▸ Problem to solve: Restate the listing that follows word for word, without its pictures.
■ ■ ■ ■ ■
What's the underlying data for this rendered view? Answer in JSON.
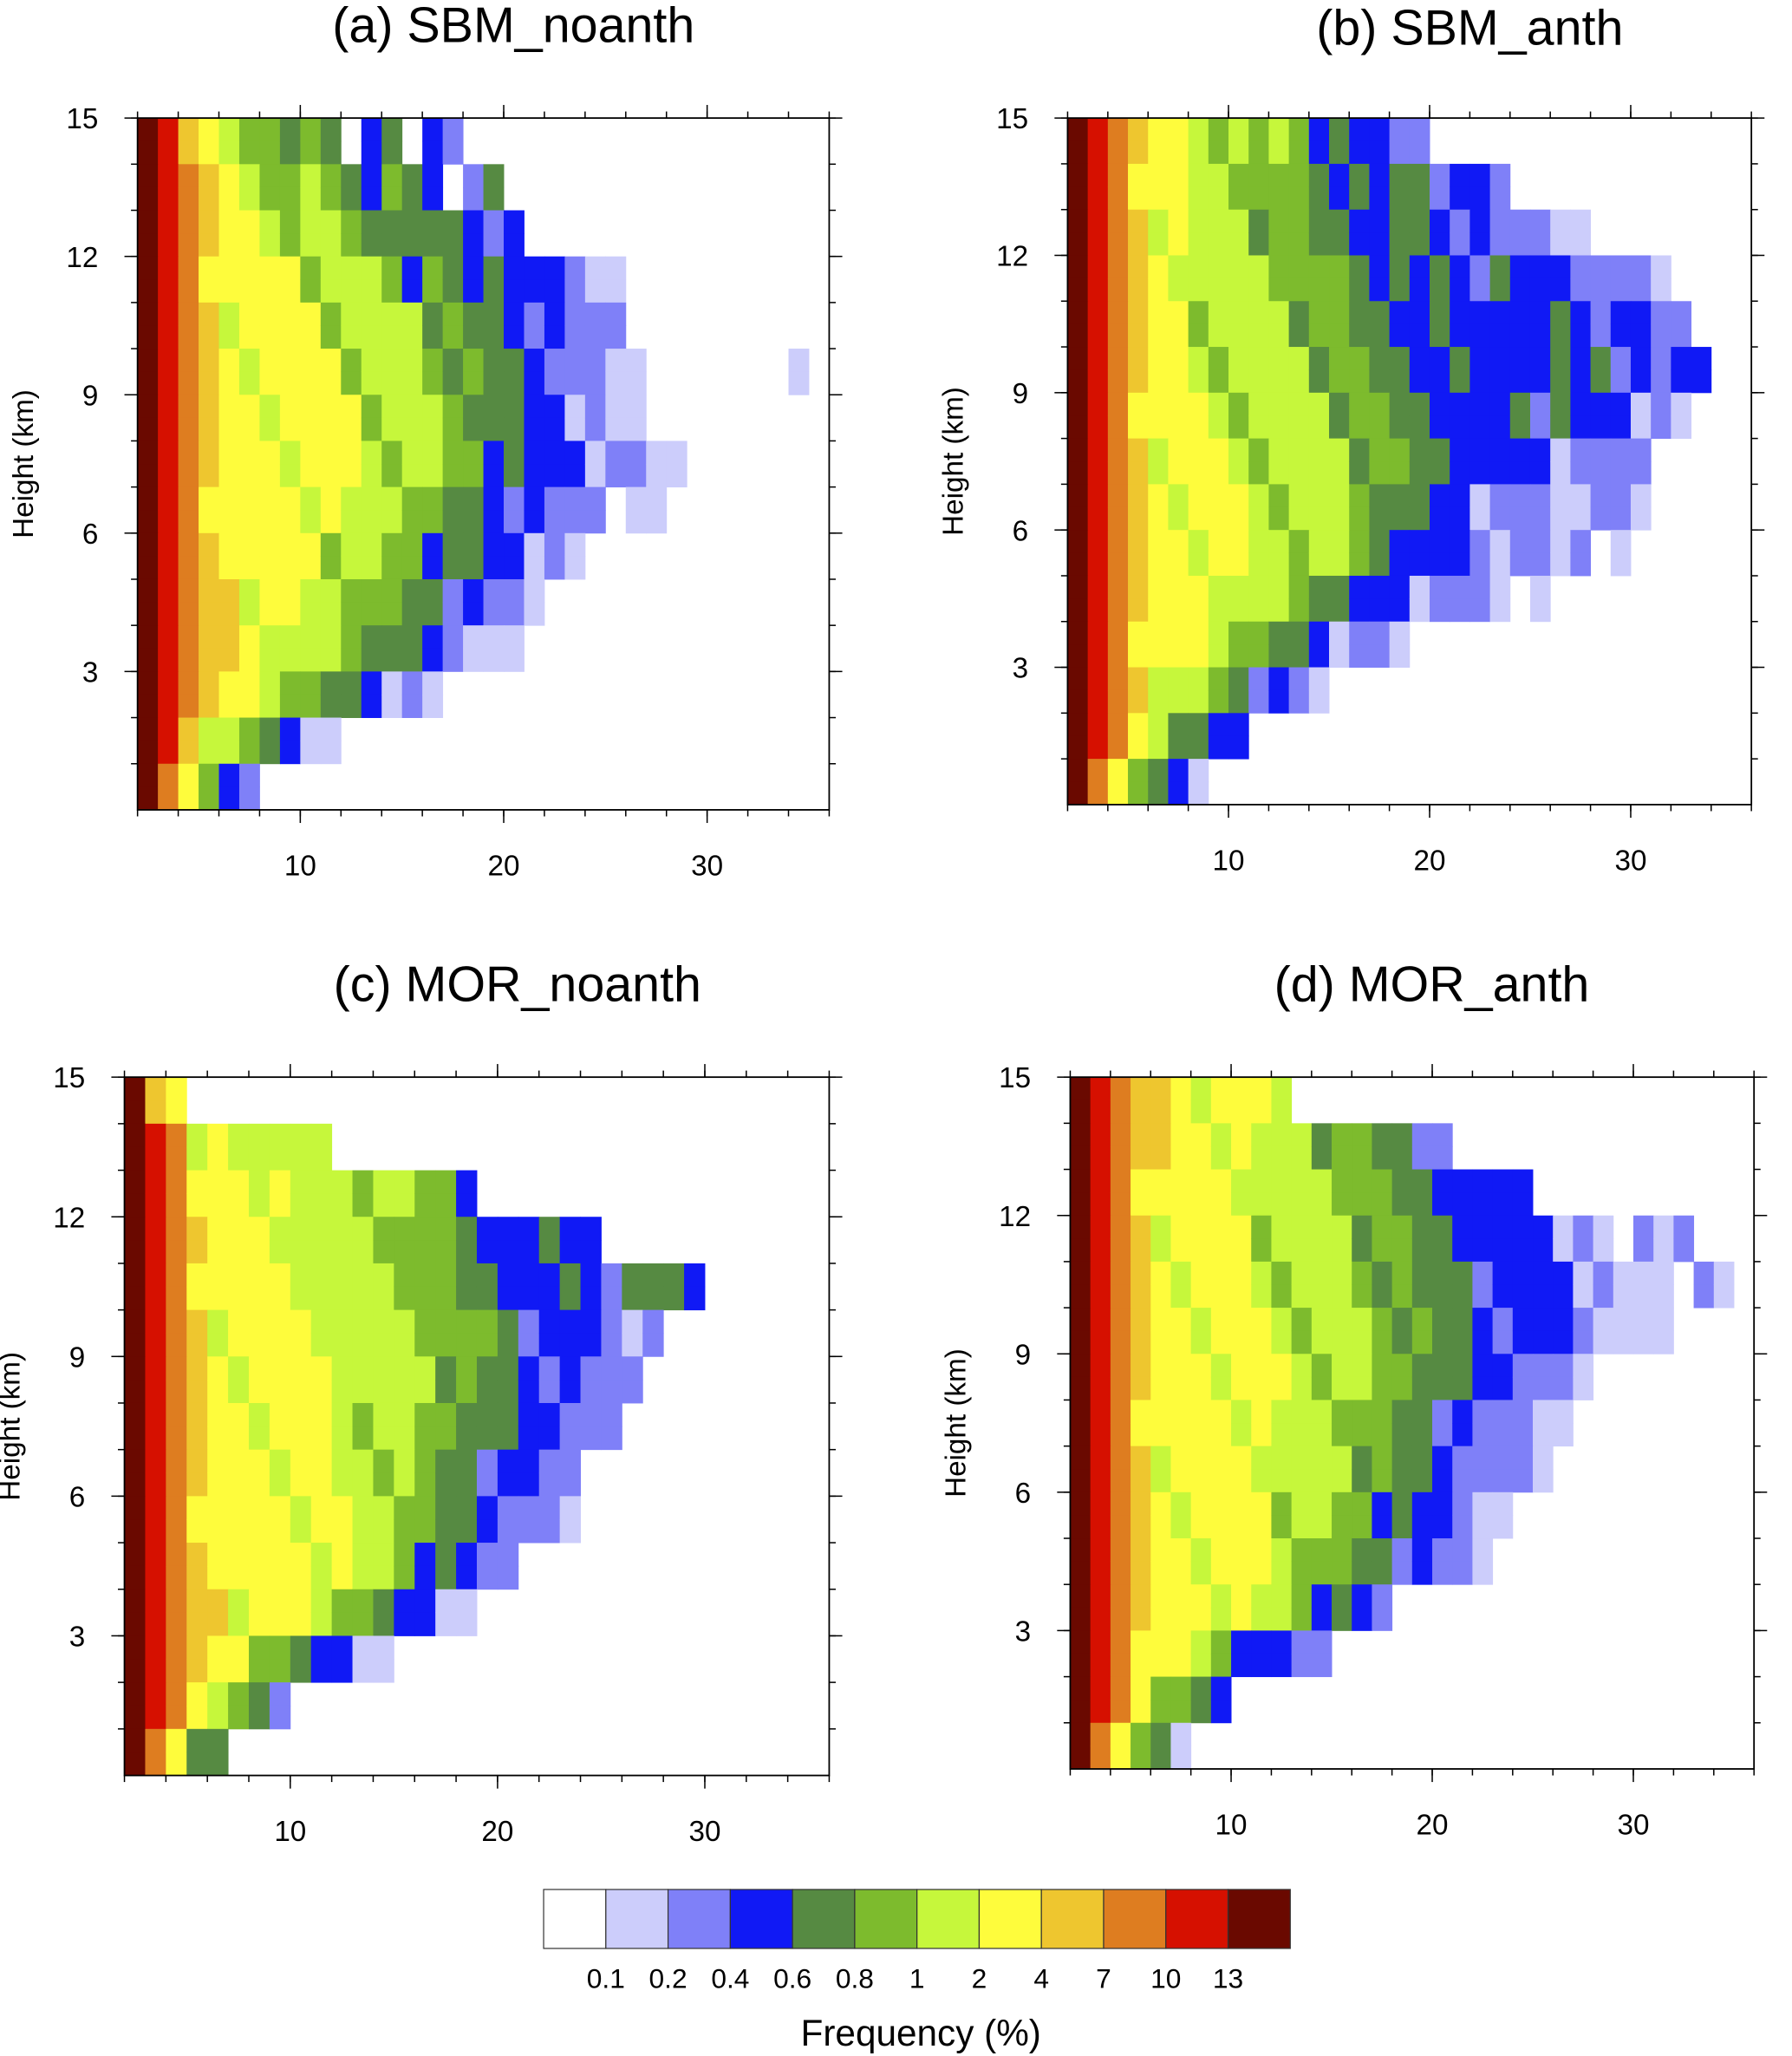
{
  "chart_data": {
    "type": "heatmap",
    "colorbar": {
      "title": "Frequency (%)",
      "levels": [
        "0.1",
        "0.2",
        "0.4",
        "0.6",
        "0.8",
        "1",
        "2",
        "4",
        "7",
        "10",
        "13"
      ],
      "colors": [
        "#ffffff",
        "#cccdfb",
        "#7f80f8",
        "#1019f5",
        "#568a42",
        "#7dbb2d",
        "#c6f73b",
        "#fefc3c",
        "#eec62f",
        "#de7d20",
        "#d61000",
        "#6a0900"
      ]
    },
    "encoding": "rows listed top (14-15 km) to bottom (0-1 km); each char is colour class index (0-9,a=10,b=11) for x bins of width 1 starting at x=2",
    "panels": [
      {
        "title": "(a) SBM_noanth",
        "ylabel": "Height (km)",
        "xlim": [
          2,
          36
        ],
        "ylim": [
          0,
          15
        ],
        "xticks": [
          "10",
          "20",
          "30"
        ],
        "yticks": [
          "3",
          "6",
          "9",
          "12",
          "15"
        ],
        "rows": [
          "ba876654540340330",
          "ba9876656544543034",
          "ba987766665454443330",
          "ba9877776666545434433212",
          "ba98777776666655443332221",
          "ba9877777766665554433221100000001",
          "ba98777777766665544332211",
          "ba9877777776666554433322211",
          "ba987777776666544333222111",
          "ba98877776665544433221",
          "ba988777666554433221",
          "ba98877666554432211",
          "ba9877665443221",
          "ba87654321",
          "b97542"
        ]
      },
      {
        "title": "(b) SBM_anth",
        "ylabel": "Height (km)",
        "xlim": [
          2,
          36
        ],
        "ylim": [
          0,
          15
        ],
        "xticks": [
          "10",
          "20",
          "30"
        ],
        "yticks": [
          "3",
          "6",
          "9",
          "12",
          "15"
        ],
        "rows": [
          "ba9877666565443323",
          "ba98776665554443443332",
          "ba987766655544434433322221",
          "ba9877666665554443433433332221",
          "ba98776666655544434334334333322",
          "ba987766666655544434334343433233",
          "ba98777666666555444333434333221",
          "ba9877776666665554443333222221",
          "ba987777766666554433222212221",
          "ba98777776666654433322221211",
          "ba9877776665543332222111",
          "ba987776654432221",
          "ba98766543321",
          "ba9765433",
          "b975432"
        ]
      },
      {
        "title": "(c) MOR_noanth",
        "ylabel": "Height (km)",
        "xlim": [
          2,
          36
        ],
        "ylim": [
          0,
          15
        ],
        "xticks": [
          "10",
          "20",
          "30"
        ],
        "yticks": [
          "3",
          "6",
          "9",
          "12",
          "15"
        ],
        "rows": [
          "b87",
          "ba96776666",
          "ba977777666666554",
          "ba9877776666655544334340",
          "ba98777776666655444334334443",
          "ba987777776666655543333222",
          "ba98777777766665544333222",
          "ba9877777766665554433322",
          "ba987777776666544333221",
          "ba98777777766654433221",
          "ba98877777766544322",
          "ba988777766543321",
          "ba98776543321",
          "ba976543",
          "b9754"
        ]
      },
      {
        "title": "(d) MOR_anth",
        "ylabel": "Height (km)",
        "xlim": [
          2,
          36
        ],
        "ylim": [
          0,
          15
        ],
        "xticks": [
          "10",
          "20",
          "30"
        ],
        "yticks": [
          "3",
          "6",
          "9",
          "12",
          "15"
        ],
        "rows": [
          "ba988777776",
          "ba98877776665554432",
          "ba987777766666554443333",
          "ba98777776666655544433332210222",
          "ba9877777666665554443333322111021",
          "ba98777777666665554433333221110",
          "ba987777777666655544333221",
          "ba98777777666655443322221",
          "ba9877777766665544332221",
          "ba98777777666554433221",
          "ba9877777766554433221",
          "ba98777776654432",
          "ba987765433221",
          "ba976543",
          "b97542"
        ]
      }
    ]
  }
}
■ ■ ■ ■ ■
▸ Reply to the task:
What's the underlying data for this rendered view? Answer in JSON.
{
  "chart_data": {
    "type": "heatmap",
    "colorbar": {
      "title": "Frequency (%)",
      "levels": [
        "0.1",
        "0.2",
        "0.4",
        "0.6",
        "0.8",
        "1",
        "2",
        "4",
        "7",
        "10",
        "13"
      ],
      "colors": [
        "#ffffff",
        "#cccdfb",
        "#7f80f8",
        "#1019f5",
        "#568a42",
        "#7dbb2d",
        "#c6f73b",
        "#fefc3c",
        "#eec62f",
        "#de7d20",
        "#d61000",
        "#6a0900"
      ]
    },
    "encoding": "rows listed top (14-15 km) to bottom (0-1 km); each char is colour class index (0-9,a=10,b=11) for x bins of width 1 starting at x=2",
    "panels": [
      {
        "title": "(a) SBM_noanth",
        "ylabel": "Height (km)",
        "xlim": [
          2,
          36
        ],
        "ylim": [
          0,
          15
        ],
        "xticks": [
          "10",
          "20",
          "30"
        ],
        "yticks": [
          "3",
          "6",
          "9",
          "12",
          "15"
        ],
        "rows": [
          "ba876654540340330",
          "ba9876656544543034",
          "ba987766665454443330",
          "ba9877776666545434433212",
          "ba98777776666655443332221",
          "ba9877777766665554433221100000001",
          "ba98777777766665544332211",
          "ba9877777776666554433322211",
          "ba987777776666544333222111",
          "ba98877776665544433221",
          "ba988777666554433221",
          "ba98877666554432211",
          "ba9877665443221",
          "ba87654321",
          "b97542"
        ]
      },
      {
        "title": "(b) SBM_anth",
        "ylabel": "Height (km)",
        "xlim": [
          2,
          36
        ],
        "ylim": [
          0,
          15
        ],
        "xticks": [
          "10",
          "20",
          "30"
        ],
        "yticks": [
          "3",
          "6",
          "9",
          "12",
          "15"
        ],
        "rows": [
          "ba9877666565443323",
          "ba98776665554443443332",
          "ba987766655544434433322221",
          "ba9877666665554443433433332221",
          "ba98776666655544434334334333322",
          "ba987766666655544434334343433233",
          "ba98777666666555444333434333221",
          "ba9877776666665554443333222221",
          "ba987777766666554433222212221",
          "ba98777776666654433322221211",
          "ba9877776665543332222111",
          "ba987776654432221",
          "ba98766543321",
          "ba9765433",
          "b975432"
        ]
      },
      {
        "title": "(c) MOR_noanth",
        "ylabel": "Height (km)",
        "xlim": [
          2,
          36
        ],
        "ylim": [
          0,
          15
        ],
        "xticks": [
          "10",
          "20",
          "30"
        ],
        "yticks": [
          "3",
          "6",
          "9",
          "12",
          "15"
        ],
        "rows": [
          "b87",
          "ba96776666",
          "ba977777666666554",
          "ba9877776666655544334340",
          "ba98777776666655444334334443",
          "ba987777776666655543333222",
          "ba98777777766665544333222",
          "ba9877777766665554433322",
          "ba987777776666544333221",
          "ba98777777766654433221",
          "ba98877777766544322",
          "ba988777766543321",
          "ba98776543321",
          "ba976543",
          "b9754"
        ]
      },
      {
        "title": "(d) MOR_anth",
        "ylabel": "Height (km)",
        "xlim": [
          2,
          36
        ],
        "ylim": [
          0,
          15
        ],
        "xticks": [
          "10",
          "20",
          "30"
        ],
        "yticks": [
          "3",
          "6",
          "9",
          "12",
          "15"
        ],
        "rows": [
          "ba988777776",
          "ba98877776665554432",
          "ba987777766666554443333",
          "ba98777776666655544433332210222",
          "ba9877777666665554443333322111021",
          "ba98777777666665554433333221110",
          "ba987777777666655544333221",
          "ba98777777666655443322221",
          "ba9877777766665544332221",
          "ba98777777666554433221",
          "ba9877777766554433221",
          "ba98777776654432",
          "ba987765433221",
          "ba976543",
          "b97542"
        ]
      }
    ]
  }
}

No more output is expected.